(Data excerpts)
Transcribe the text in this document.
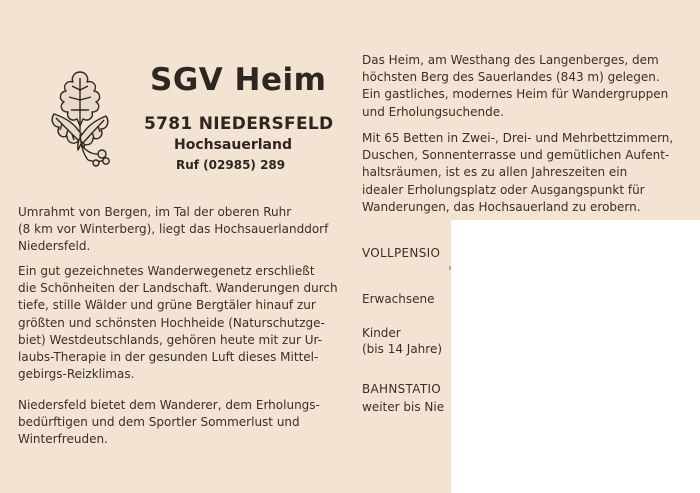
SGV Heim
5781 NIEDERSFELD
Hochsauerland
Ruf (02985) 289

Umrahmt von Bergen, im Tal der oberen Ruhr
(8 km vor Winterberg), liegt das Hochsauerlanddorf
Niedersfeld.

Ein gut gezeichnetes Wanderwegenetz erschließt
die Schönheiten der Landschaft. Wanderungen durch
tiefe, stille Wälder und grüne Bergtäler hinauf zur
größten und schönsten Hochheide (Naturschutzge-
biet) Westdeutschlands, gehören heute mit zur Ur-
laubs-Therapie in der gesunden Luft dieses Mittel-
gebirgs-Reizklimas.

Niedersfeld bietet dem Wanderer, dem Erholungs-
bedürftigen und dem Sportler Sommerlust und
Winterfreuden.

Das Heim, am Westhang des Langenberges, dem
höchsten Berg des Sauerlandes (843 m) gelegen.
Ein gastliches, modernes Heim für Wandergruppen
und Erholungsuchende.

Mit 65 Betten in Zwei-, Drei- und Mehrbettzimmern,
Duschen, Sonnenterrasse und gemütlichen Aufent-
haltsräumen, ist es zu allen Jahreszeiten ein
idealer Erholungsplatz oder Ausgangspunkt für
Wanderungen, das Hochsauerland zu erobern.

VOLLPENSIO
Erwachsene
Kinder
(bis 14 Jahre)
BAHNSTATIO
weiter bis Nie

== SHORT TASK ==
Collect each line above holding the string "Wanderungen".

== ANSWER TO THIS TASK ==
die Schönheiten der Landschaft. Wanderungen durch
Wanderungen, das Hochsauerland zu erobern.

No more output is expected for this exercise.